Directive: Using the entries that follow, collect the lines where the word "name" appears.

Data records

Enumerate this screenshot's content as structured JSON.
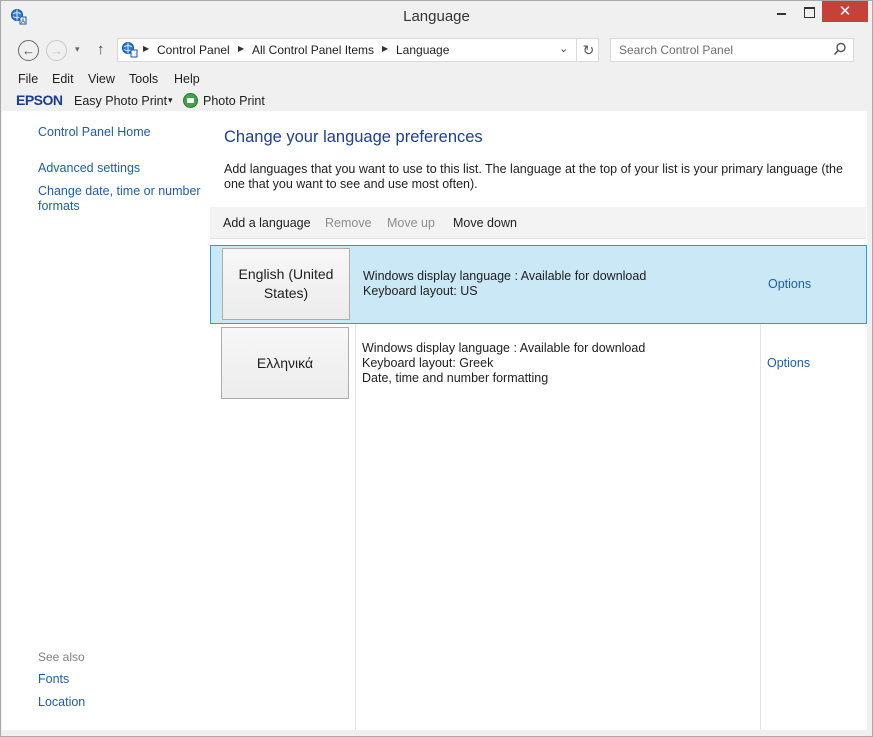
{
  "window": {
    "title": "Language",
    "close_glyph": "✕"
  },
  "nav": {
    "back_glyph": "←",
    "forward_glyph": "→",
    "recent_glyph": "▾",
    "up_glyph": "↑",
    "breadcrumbs": [
      "Control Panel",
      "All Control Panel Items",
      "Language"
    ],
    "separator_glyph": "▶",
    "dropdown_glyph": "⌄",
    "refresh_glyph": "↻",
    "search_placeholder": "Search Control Panel"
  },
  "menu": {
    "items": [
      "File",
      "Edit",
      "View",
      "Tools",
      "Help"
    ]
  },
  "epson": {
    "logo": "EPSON",
    "easy_photo_print": "Easy Photo Print",
    "caret": "▾",
    "photo_print": "Photo Print"
  },
  "sidebar": {
    "home_link": "Control Panel Home",
    "advanced_link": "Advanced settings",
    "datetime_link": "Change date, time or number formats",
    "see_also_label": "See also",
    "fonts_link": "Fonts",
    "location_link": "Location"
  },
  "main": {
    "title": "Change your language preferences",
    "description": "Add languages that you want to use to this list. The language at the top of your list is your primary language (the one that you want to see and use most often).",
    "commands": {
      "add": "Add a language",
      "remove": "Remove",
      "move_up": "Move up",
      "move_down": "Move down"
    },
    "languages": [
      {
        "name": "English (United States)",
        "lines": [
          "Windows display language : Available for download",
          "Keyboard layout: US"
        ],
        "options": "Options",
        "selected": true
      },
      {
        "name": "Ελληνικά",
        "lines": [
          "Windows display language : Available for download",
          "Keyboard layout: Greek",
          "Date, time and number formatting"
        ],
        "options": "Options",
        "selected": false
      }
    ]
  },
  "colors": {
    "link": "#1e5ea8",
    "title": "#1e3f8c",
    "selection": "#cbe8f6",
    "selection_border": "#26a0da",
    "close_button": "#c7413b",
    "epson_brand": "#1d3c8f"
  }
}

Answer to the task:
        "name": "English (United States)",
        "name": "Ελληνικά",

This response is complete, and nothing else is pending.